Copy out every record precisely.

# Data supplied
--------
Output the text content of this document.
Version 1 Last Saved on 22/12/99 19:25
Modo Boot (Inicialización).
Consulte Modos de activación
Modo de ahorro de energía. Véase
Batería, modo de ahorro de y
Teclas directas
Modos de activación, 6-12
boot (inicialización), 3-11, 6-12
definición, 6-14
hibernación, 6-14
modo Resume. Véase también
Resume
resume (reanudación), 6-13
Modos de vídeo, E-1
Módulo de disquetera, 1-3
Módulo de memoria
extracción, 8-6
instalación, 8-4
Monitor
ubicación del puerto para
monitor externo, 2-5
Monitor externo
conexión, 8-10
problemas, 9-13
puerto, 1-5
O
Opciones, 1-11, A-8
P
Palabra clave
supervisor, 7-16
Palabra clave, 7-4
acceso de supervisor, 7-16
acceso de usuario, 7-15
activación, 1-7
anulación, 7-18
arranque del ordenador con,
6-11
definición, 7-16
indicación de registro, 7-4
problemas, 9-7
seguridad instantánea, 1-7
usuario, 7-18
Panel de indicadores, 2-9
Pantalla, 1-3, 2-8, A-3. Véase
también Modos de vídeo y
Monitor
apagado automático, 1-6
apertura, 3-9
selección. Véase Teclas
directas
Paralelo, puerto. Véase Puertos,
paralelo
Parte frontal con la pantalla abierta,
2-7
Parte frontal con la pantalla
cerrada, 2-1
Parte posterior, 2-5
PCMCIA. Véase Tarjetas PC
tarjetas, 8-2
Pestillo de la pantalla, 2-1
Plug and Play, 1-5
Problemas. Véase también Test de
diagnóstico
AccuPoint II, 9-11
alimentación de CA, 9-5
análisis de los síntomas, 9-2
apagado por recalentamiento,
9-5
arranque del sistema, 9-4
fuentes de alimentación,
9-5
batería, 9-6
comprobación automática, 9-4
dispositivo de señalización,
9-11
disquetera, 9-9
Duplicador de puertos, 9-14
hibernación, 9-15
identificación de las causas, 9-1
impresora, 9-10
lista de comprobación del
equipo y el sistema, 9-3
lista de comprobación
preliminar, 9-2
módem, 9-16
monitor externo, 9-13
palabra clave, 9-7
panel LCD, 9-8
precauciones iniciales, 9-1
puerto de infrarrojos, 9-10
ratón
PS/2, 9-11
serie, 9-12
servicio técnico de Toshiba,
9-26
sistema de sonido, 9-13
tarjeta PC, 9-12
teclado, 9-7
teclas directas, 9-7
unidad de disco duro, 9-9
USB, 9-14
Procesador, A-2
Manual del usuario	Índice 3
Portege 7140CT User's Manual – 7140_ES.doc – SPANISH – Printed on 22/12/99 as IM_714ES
--------
# Response below
Output the text content of this document.
Version 1 Last Saved on 22/12/99 19:25
Modo Boot (Inicialización).
Consulte Modos de activación
Modo de ahorro de energía. Véase
Batería, modo de ahorro de y
Teclas directas
Modos de activación, 6-12
boot (inicialización), 3-11, 6-12
definición, 6-14
hibernación, 6-14
modo Resume. Véase también
Resume
resume (reanudación), 6-13
Modos de vídeo, E-1
Módulo de disquetera, 1-3
Módulo de memoria
extracción, 8-6
instalación, 8-4
Monitor
ubicación del puerto para
monitor externo, 2-5
Monitor externo
conexión, 8-10
problemas, 9-13
puerto, 1-5
O
Opciones, 1-11, A-8
P
Palabra clave
supervisor, 7-16
Palabra clave, 7-4
acceso de supervisor, 7-16
acceso de usuario, 7-15
activación, 1-7
anulación, 7-18
arranque del ordenador con,
6-11
definición, 7-16
indicación de registro, 7-4
problemas, 9-7
seguridad instantánea, 1-7
usuario, 7-18
Panel de indicadores, 2-9
Pantalla, 1-3, 2-8, A-3. Véase
también Modos de vídeo y
Monitor
apagado automático, 1-6
apertura, 3-9
selección. Véase Teclas
directas
Paralelo, puerto. Véase Puertos,
paralelo
Parte frontal con la pantalla abierta,
2-7
Parte frontal con la pantalla
cerrada, 2-1
Parte posterior, 2-5
PCMCIA. Véase Tarjetas PC
tarjetas, 8-2
Pestillo de la pantalla, 2-1
Plug and Play, 1-5
Problemas. Véase también Test de
diagnóstico
AccuPoint II, 9-11
alimentación de CA, 9-5
análisis de los síntomas, 9-2
apagado por recalentamiento,
9-5
arranque del sistema, 9-4
fuentes de alimentación,
9-5
batería, 9-6
comprobación automática, 9-4
dispositivo de señalización,
9-11
disquetera, 9-9
Duplicador de puertos, 9-14
hibernación, 9-15
identificación de las causas, 9-1
impresora, 9-10
lista de comprobación del
equipo y el sistema, 9-3
lista de comprobación
preliminar, 9-2
módem, 9-16
monitor externo, 9-13
palabra clave, 9-7
panel LCD, 9-8
precauciones iniciales, 9-1
puerto de infrarrojos, 9-10
ratón
PS/2, 9-11
serie, 9-12
servicio técnico de Toshiba,
9-26
sistema de sonido, 9-13
tarjeta PC, 9-12
teclado, 9-7
teclas directas, 9-7
unidad de disco duro, 9-9
USB, 9-14
Procesador, A-2
Manual del usuario	Índice 3
Portege 7140CT User's Manual – 7140_ES.doc – SPANISH – Printed on 22/12/99 as IM_714ES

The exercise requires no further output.